# Start of GIVEN DATA
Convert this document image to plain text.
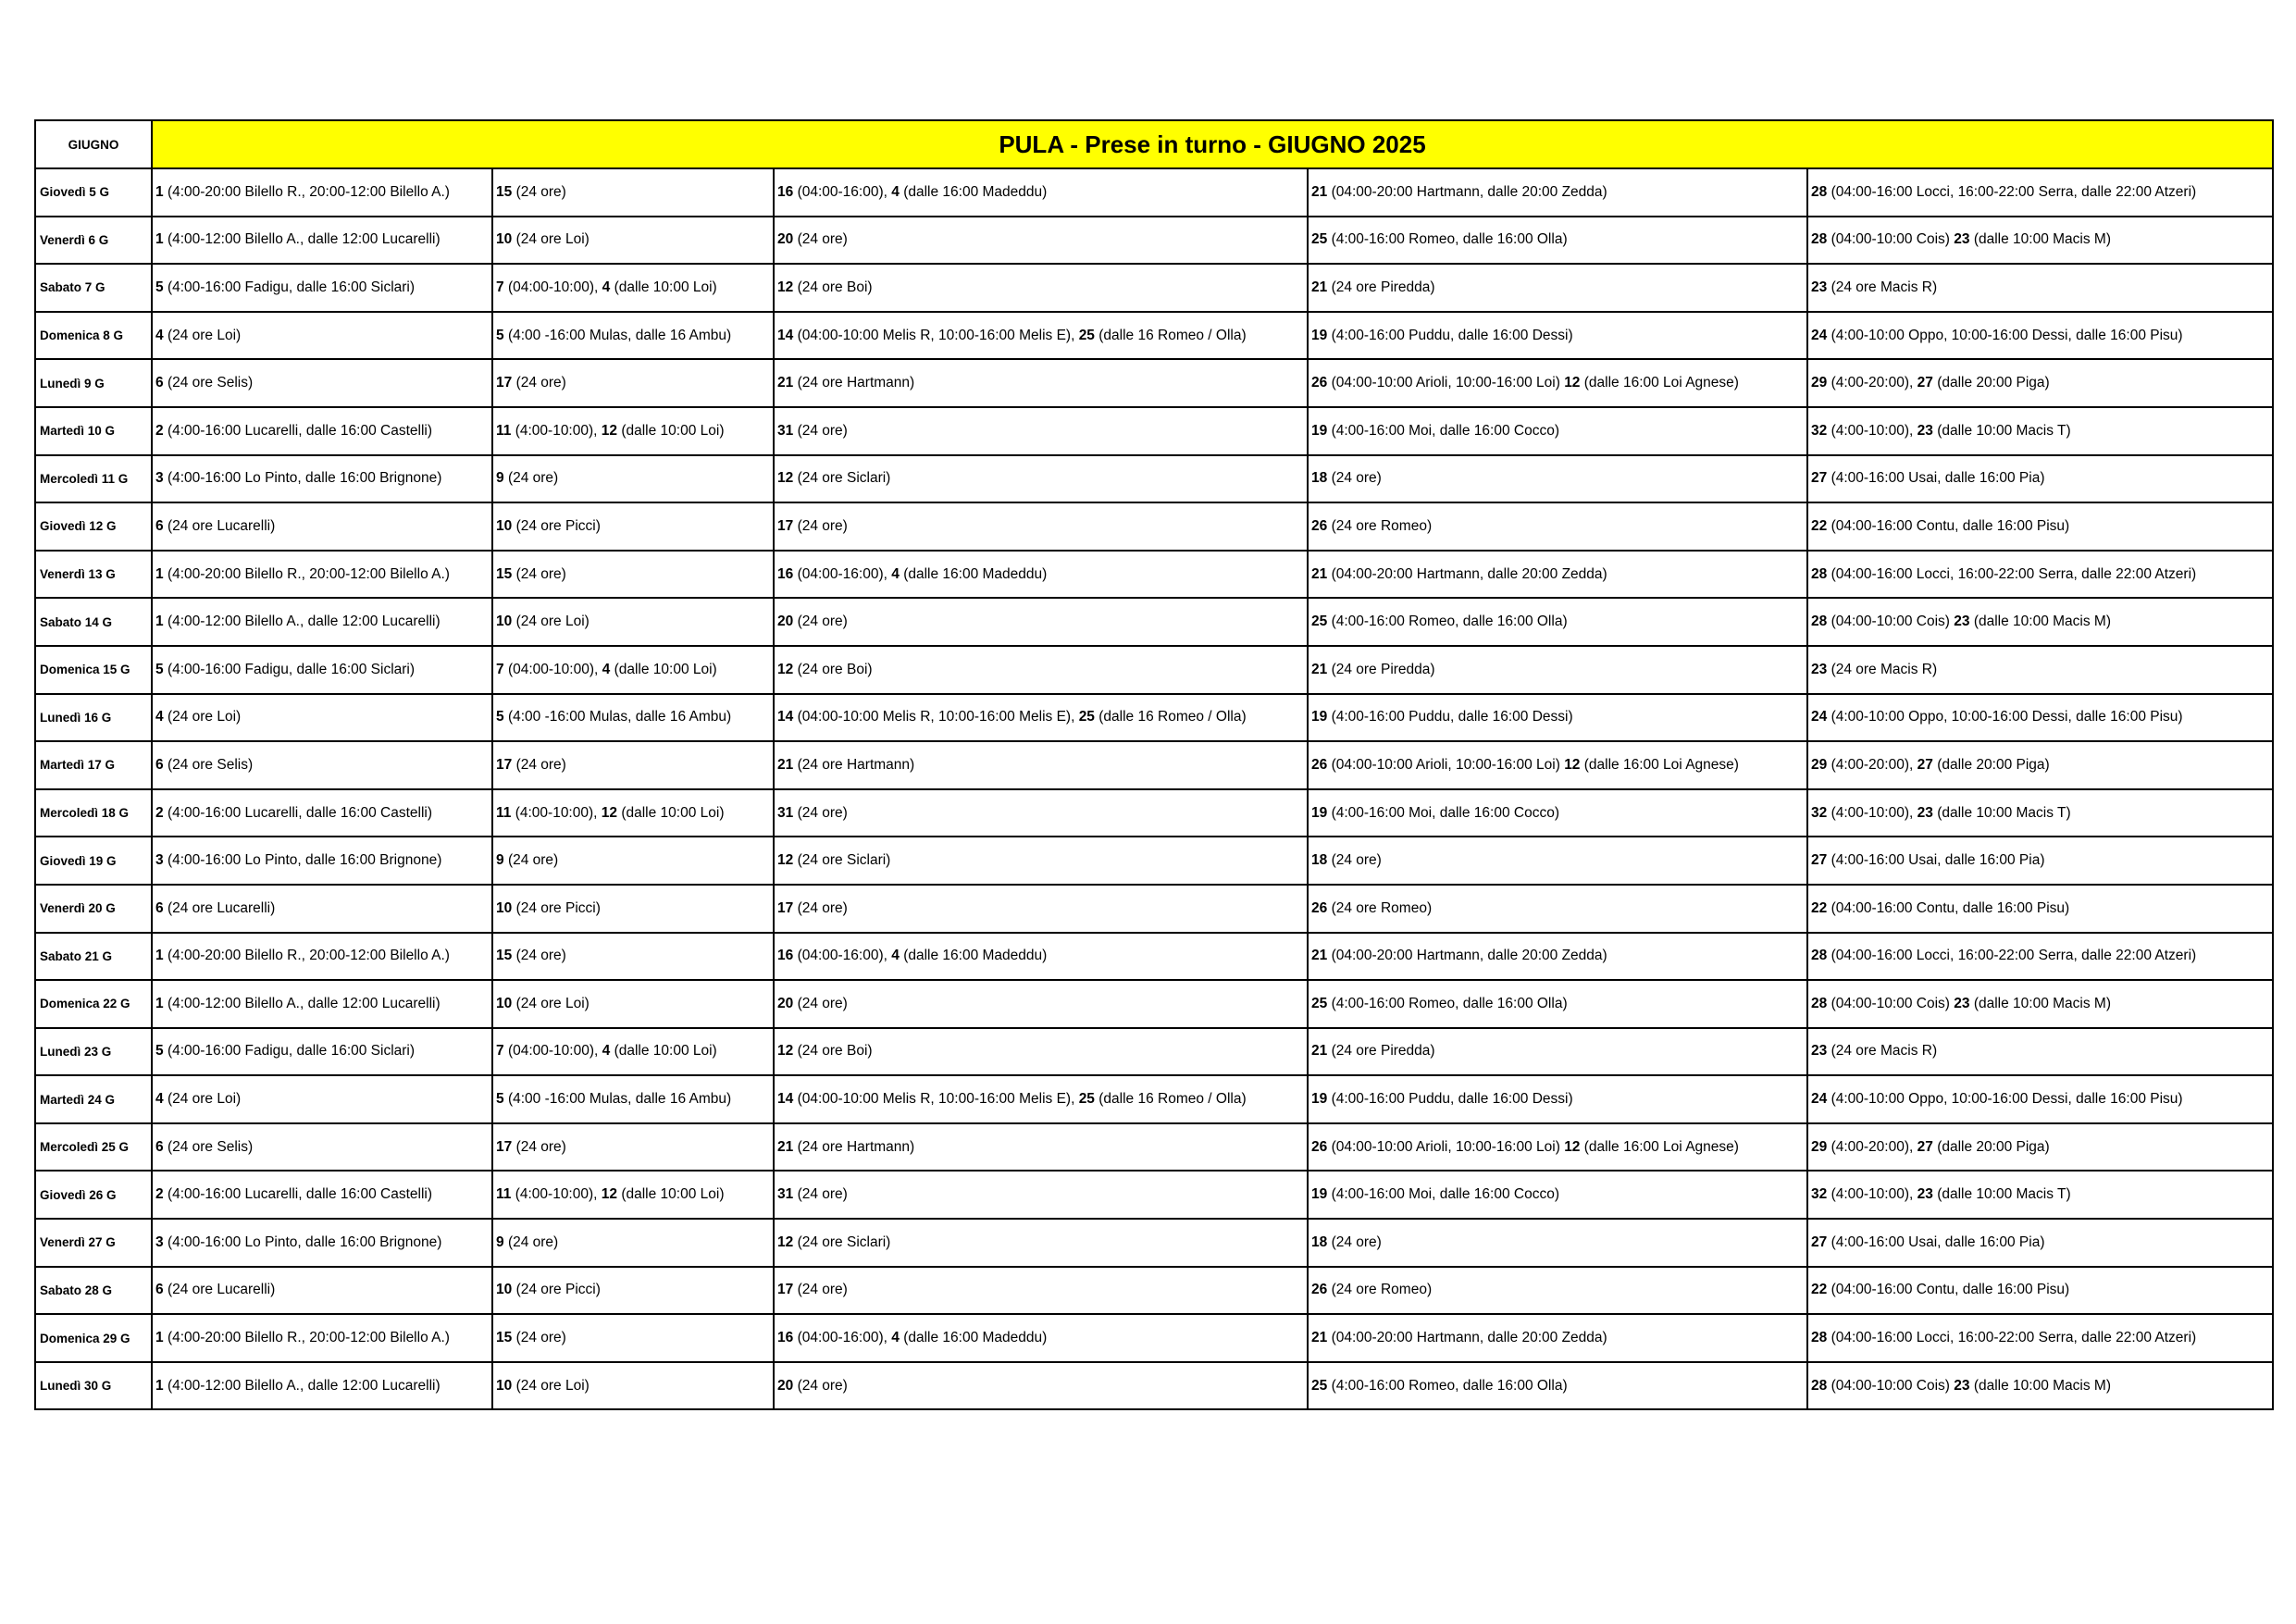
GIUGNO	PULA - Prese in turno - GIUGNO 2025				
Giovedì 5 G	1 (4:00-20:00 Bilello R., 20:00-12:00 Bilello A.)	15 (24 ore)	16 (04:00-16:00), 4 (dalle 16:00 Madeddu)	21 (04:00-20:00 Hartmann, dalle 20:00 Zedda)	28 (04:00-16:00 Locci, 16:00-22:00 Serra, dalle 22:00 Atzeri)
Venerdì 6 G	1 (4:00-12:00 Bilello A., dalle 12:00 Lucarelli)	10 (24 ore Loi)	20 (24 ore)	25 (4:00-16:00 Romeo, dalle 16:00 Olla)	28 (04:00-10:00 Cois) 23 (dalle 10:00 Macis M)
Sabato 7 G	5 (4:00-16:00 Fadigu, dalle 16:00 Siclari)	7 (04:00-10:00), 4 (dalle 10:00 Loi)	12 (24 ore Boi)	21 (24 ore Piredda)	23 (24 ore Macis R)
Domenica 8 G	4 (24 ore Loi)	5 (4:00 -16:00 Mulas, dalle 16 Ambu)	14 (04:00-10:00 Melis R, 10:00-16:00 Melis E), 25 (dalle 16 Romeo / Olla)	19 (4:00-16:00 Puddu, dalle 16:00 Dessi)	24 (4:00-10:00 Oppo, 10:00-16:00 Dessi, dalle 16:00 Pisu)
Lunedì 9 G	6 (24 ore Selis)	17 (24 ore)	21 (24 ore Hartmann)	26 (04:00-10:00 Arioli, 10:00-16:00 Loi) 12 (dalle 16:00 Loi Agnese)	29 (4:00-20:00), 27 (dalle 20:00 Piga)
Martedì 10 G	2 (4:00-16:00 Lucarelli, dalle 16:00 Castelli)	11 (4:00-10:00), 12 (dalle 10:00 Loi)	31 (24 ore)	19 (4:00-16:00 Moi, dalle 16:00 Cocco)	32 (4:00-10:00), 23 (dalle 10:00 Macis T)
Mercoledì 11 G	3 (4:00-16:00 Lo Pinto, dalle 16:00 Brignone)	9 (24 ore)	12 (24 ore Siclari)	18 (24 ore)	27 (4:00-16:00 Usai, dalle 16:00 Pia)
Giovedì 12 G	6 (24 ore Lucarelli)	10 (24 ore Picci)	17 (24 ore)	26 (24 ore Romeo)	22 (04:00-16:00 Contu, dalle 16:00 Pisu)
Venerdì 13 G	1 (4:00-20:00 Bilello R., 20:00-12:00 Bilello A.)	15 (24 ore)	16 (04:00-16:00), 4 (dalle 16:00 Madeddu)	21 (04:00-20:00 Hartmann, dalle 20:00 Zedda)	28 (04:00-16:00 Locci, 16:00-22:00 Serra, dalle 22:00 Atzeri)
Sabato 14 G	1 (4:00-12:00 Bilello A., dalle 12:00 Lucarelli)	10 (24 ore Loi)	20 (24 ore)	25 (4:00-16:00 Romeo, dalle 16:00 Olla)	28 (04:00-10:00 Cois) 23 (dalle 10:00 Macis M)
Domenica 15 G	5 (4:00-16:00 Fadigu, dalle 16:00 Siclari)	7 (04:00-10:00), 4 (dalle 10:00 Loi)	12 (24 ore Boi)	21 (24 ore Piredda)	23 (24 ore Macis R)
Lunedì 16 G	4 (24 ore Loi)	5 (4:00 -16:00 Mulas, dalle 16 Ambu)	14 (04:00-10:00 Melis R, 10:00-16:00 Melis E), 25 (dalle 16 Romeo / Olla)	19 (4:00-16:00 Puddu, dalle 16:00 Dessi)	24 (4:00-10:00 Oppo, 10:00-16:00 Dessi, dalle 16:00 Pisu)
Martedì 17 G	6 (24 ore Selis)	17 (24 ore)	21 (24 ore Hartmann)	26 (04:00-10:00 Arioli, 10:00-16:00 Loi) 12 (dalle 16:00 Loi Agnese)	29 (4:00-20:00), 27 (dalle 20:00 Piga)
Mercoledì 18 G	2 (4:00-16:00 Lucarelli, dalle 16:00 Castelli)	11 (4:00-10:00), 12 (dalle 10:00 Loi)	31 (24 ore)	19 (4:00-16:00 Moi, dalle 16:00 Cocco)	32 (4:00-10:00), 23 (dalle 10:00 Macis T)
Giovedì 19 G	3 (4:00-16:00 Lo Pinto, dalle 16:00 Brignone)	9 (24 ore)	12 (24 ore Siclari)	18 (24 ore)	27 (4:00-16:00 Usai, dalle 16:00 Pia)
Venerdì 20 G	6 (24 ore Lucarelli)	10 (24 ore Picci)	17 (24 ore)	26 (24 ore Romeo)	22 (04:00-16:00 Contu, dalle 16:00 Pisu)
Sabato 21 G	1 (4:00-20:00 Bilello R., 20:00-12:00 Bilello A.)	15 (24 ore)	16 (04:00-16:00), 4 (dalle 16:00 Madeddu)	21 (04:00-20:00 Hartmann, dalle 20:00 Zedda)	28 (04:00-16:00 Locci, 16:00-22:00 Serra, dalle 22:00 Atzeri)
Domenica 22 G	1 (4:00-12:00 Bilello A., dalle 12:00 Lucarelli)	10 (24 ore Loi)	20 (24 ore)	25 (4:00-16:00 Romeo, dalle 16:00 Olla)	28 (04:00-10:00 Cois) 23 (dalle 10:00 Macis M)
Lunedì 23 G	5 (4:00-16:00 Fadigu, dalle 16:00 Siclari)	7 (04:00-10:00), 4 (dalle 10:00 Loi)	12 (24 ore Boi)	21 (24 ore Piredda)	23 (24 ore Macis R)
Martedì 24 G	4 (24 ore Loi)	5 (4:00 -16:00 Mulas, dalle 16 Ambu)	14 (04:00-10:00 Melis R, 10:00-16:00 Melis E), 25 (dalle 16 Romeo / Olla)	19 (4:00-16:00 Puddu, dalle 16:00 Dessi)	24 (4:00-10:00 Oppo, 10:00-16:00 Dessi, dalle 16:00 Pisu)
Mercoledì 25 G	6 (24 ore Selis)	17 (24 ore)	21 (24 ore Hartmann)	26 (04:00-10:00 Arioli, 10:00-16:00 Loi) 12 (dalle 16:00 Loi Agnese)	29 (4:00-20:00), 27 (dalle 20:00 Piga)
Giovedì 26 G	2 (4:00-16:00 Lucarelli, dalle 16:00 Castelli)	11 (4:00-10:00), 12 (dalle 10:00 Loi)	31 (24 ore)	19 (4:00-16:00 Moi, dalle 16:00 Cocco)	32 (4:00-10:00), 23 (dalle 10:00 Macis T)
Venerdì 27 G	3 (4:00-16:00 Lo Pinto, dalle 16:00 Brignone)	9 (24 ore)	12 (24 ore Siclari)	18 (24 ore)	27 (4:00-16:00 Usai, dalle 16:00 Pia)
Sabato 28 G	6 (24 ore Lucarelli)	10 (24 ore Picci)	17 (24 ore)	26 (24 ore Romeo)	22 (04:00-16:00 Contu, dalle 16:00 Pisu)
Domenica 29 G	1 (4:00-20:00 Bilello R., 20:00-12:00 Bilello A.)	15 (24 ore)	16 (04:00-16:00), 4 (dalle 16:00 Madeddu)	21 (04:00-20:00 Hartmann, dalle 20:00 Zedda)	28 (04:00-16:00 Locci, 16:00-22:00 Serra, dalle 22:00 Atzeri)
Lunedì 30 G	1 (4:00-12:00 Bilello A., dalle 12:00 Lucarelli)	10 (24 ore Loi)	20 (24 ore)	25 (4:00-16:00 Romeo, dalle 16:00 Olla)	28 (04:00-10:00 Cois) 23 (dalle 10:00 Macis M)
# End of GIVEN DATA
Pictures in the records must not appear in the copy; transcribe everything else precisely.

Convert this document image to plain text.
GIUGNO	PULA - Prese in turno - GIUGNO 2025				
Giovedì 5 G	1 (4:00-20:00 Bilello R., 20:00-12:00 Bilello A.)	15 (24 ore)	16 (04:00-16:00), 4 (dalle 16:00 Madeddu)	21 (04:00-20:00 Hartmann, dalle 20:00 Zedda)	28 (04:00-16:00 Locci, 16:00-22:00 Serra, dalle 22:00 Atzeri)
Venerdì 6 G	1 (4:00-12:00 Bilello A., dalle 12:00 Lucarelli)	10 (24 ore Loi)	20 (24 ore)	25 (4:00-16:00 Romeo, dalle 16:00 Olla)	28 (04:00-10:00 Cois) 23 (dalle 10:00 Macis M)
Sabato 7 G	5 (4:00-16:00 Fadigu, dalle 16:00 Siclari)	7 (04:00-10:00), 4 (dalle 10:00 Loi)	12 (24 ore Boi)	21 (24 ore Piredda)	23 (24 ore Macis R)
Domenica 8 G	4 (24 ore Loi)	5 (4:00 -16:00 Mulas, dalle 16 Ambu)	14 (04:00-10:00 Melis R, 10:00-16:00 Melis E), 25 (dalle 16 Romeo / Olla)	19 (4:00-16:00 Puddu, dalle 16:00 Dessi)	24 (4:00-10:00 Oppo, 10:00-16:00 Dessi, dalle 16:00 Pisu)
Lunedì 9 G	6 (24 ore Selis)	17 (24 ore)	21 (24 ore Hartmann)	26 (04:00-10:00 Arioli, 10:00-16:00 Loi) 12 (dalle 16:00 Loi Agnese)	29 (4:00-20:00), 27 (dalle 20:00 Piga)
Martedì 10 G	2 (4:00-16:00 Lucarelli, dalle 16:00 Castelli)	11 (4:00-10:00), 12 (dalle 10:00 Loi)	31 (24 ore)	19 (4:00-16:00 Moi, dalle 16:00 Cocco)	32 (4:00-10:00), 23 (dalle 10:00 Macis T)
Mercoledì 11 G	3 (4:00-16:00 Lo Pinto, dalle 16:00 Brignone)	9 (24 ore)	12 (24 ore Siclari)	18 (24 ore)	27 (4:00-16:00 Usai, dalle 16:00 Pia)
Giovedì 12 G	6 (24 ore Lucarelli)	10 (24 ore Picci)	17 (24 ore)	26 (24 ore Romeo)	22 (04:00-16:00 Contu, dalle 16:00 Pisu)
Venerdì 13 G	1 (4:00-20:00 Bilello R., 20:00-12:00 Bilello A.)	15 (24 ore)	16 (04:00-16:00), 4 (dalle 16:00 Madeddu)	21 (04:00-20:00 Hartmann, dalle 20:00 Zedda)	28 (04:00-16:00 Locci, 16:00-22:00 Serra, dalle 22:00 Atzeri)
Sabato 14 G	1 (4:00-12:00 Bilello A., dalle 12:00 Lucarelli)	10 (24 ore Loi)	20 (24 ore)	25 (4:00-16:00 Romeo, dalle 16:00 Olla)	28 (04:00-10:00 Cois) 23 (dalle 10:00 Macis M)
Domenica 15 G	5 (4:00-16:00 Fadigu, dalle 16:00 Siclari)	7 (04:00-10:00), 4 (dalle 10:00 Loi)	12 (24 ore Boi)	21 (24 ore Piredda)	23 (24 ore Macis R)
Lunedì 16 G	4 (24 ore Loi)	5 (4:00 -16:00 Mulas, dalle 16 Ambu)	14 (04:00-10:00 Melis R, 10:00-16:00 Melis E), 25 (dalle 16 Romeo / Olla)	19 (4:00-16:00 Puddu, dalle 16:00 Dessi)	24 (4:00-10:00 Oppo, 10:00-16:00 Dessi, dalle 16:00 Pisu)
Martedì 17 G	6 (24 ore Selis)	17 (24 ore)	21 (24 ore Hartmann)	26 (04:00-10:00 Arioli, 10:00-16:00 Loi) 12 (dalle 16:00 Loi Agnese)	29 (4:00-20:00), 27 (dalle 20:00 Piga)
Mercoledì 18 G	2 (4:00-16:00 Lucarelli, dalle 16:00 Castelli)	11 (4:00-10:00), 12 (dalle 10:00 Loi)	31 (24 ore)	19 (4:00-16:00 Moi, dalle 16:00 Cocco)	32 (4:00-10:00), 23 (dalle 10:00 Macis T)
Giovedì 19 G	3 (4:00-16:00 Lo Pinto, dalle 16:00 Brignone)	9 (24 ore)	12 (24 ore Siclari)	18 (24 ore)	27 (4:00-16:00 Usai, dalle 16:00 Pia)
Venerdì 20 G	6 (24 ore Lucarelli)	10 (24 ore Picci)	17 (24 ore)	26 (24 ore Romeo)	22 (04:00-16:00 Contu, dalle 16:00 Pisu)
Sabato 21 G	1 (4:00-20:00 Bilello R., 20:00-12:00 Bilello A.)	15 (24 ore)	16 (04:00-16:00), 4 (dalle 16:00 Madeddu)	21 (04:00-20:00 Hartmann, dalle 20:00 Zedda)	28 (04:00-16:00 Locci, 16:00-22:00 Serra, dalle 22:00 Atzeri)
Domenica 22 G	1 (4:00-12:00 Bilello A., dalle 12:00 Lucarelli)	10 (24 ore Loi)	20 (24 ore)	25 (4:00-16:00 Romeo, dalle 16:00 Olla)	28 (04:00-10:00 Cois) 23 (dalle 10:00 Macis M)
Lunedì 23 G	5 (4:00-16:00 Fadigu, dalle 16:00 Siclari)	7 (04:00-10:00), 4 (dalle 10:00 Loi)	12 (24 ore Boi)	21 (24 ore Piredda)	23 (24 ore Macis R)
Martedì 24 G	4 (24 ore Loi)	5 (4:00 -16:00 Mulas, dalle 16 Ambu)	14 (04:00-10:00 Melis R, 10:00-16:00 Melis E), 25 (dalle 16 Romeo / Olla)	19 (4:00-16:00 Puddu, dalle 16:00 Dessi)	24 (4:00-10:00 Oppo, 10:00-16:00 Dessi, dalle 16:00 Pisu)
Mercoledì 25 G	6 (24 ore Selis)	17 (24 ore)	21 (24 ore Hartmann)	26 (04:00-10:00 Arioli, 10:00-16:00 Loi) 12 (dalle 16:00 Loi Agnese)	29 (4:00-20:00), 27 (dalle 20:00 Piga)
Giovedì 26 G	2 (4:00-16:00 Lucarelli, dalle 16:00 Castelli)	11 (4:00-10:00), 12 (dalle 10:00 Loi)	31 (24 ore)	19 (4:00-16:00 Moi, dalle 16:00 Cocco)	32 (4:00-10:00), 23 (dalle 10:00 Macis T)
Venerdì 27 G	3 (4:00-16:00 Lo Pinto, dalle 16:00 Brignone)	9 (24 ore)	12 (24 ore Siclari)	18 (24 ore)	27 (4:00-16:00 Usai, dalle 16:00 Pia)
Sabato 28 G	6 (24 ore Lucarelli)	10 (24 ore Picci)	17 (24 ore)	26 (24 ore Romeo)	22 (04:00-16:00 Contu, dalle 16:00 Pisu)
Domenica 29 G	1 (4:00-20:00 Bilello R., 20:00-12:00 Bilello A.)	15 (24 ore)	16 (04:00-16:00), 4 (dalle 16:00 Madeddu)	21 (04:00-20:00 Hartmann, dalle 20:00 Zedda)	28 (04:00-16:00 Locci, 16:00-22:00 Serra, dalle 22:00 Atzeri)
Lunedì 30 G	1 (4:00-12:00 Bilello A., dalle 12:00 Lucarelli)	10 (24 ore Loi)	20 (24 ore)	25 (4:00-16:00 Romeo, dalle 16:00 Olla)	28 (04:00-10:00 Cois) 23 (dalle 10:00 Macis M)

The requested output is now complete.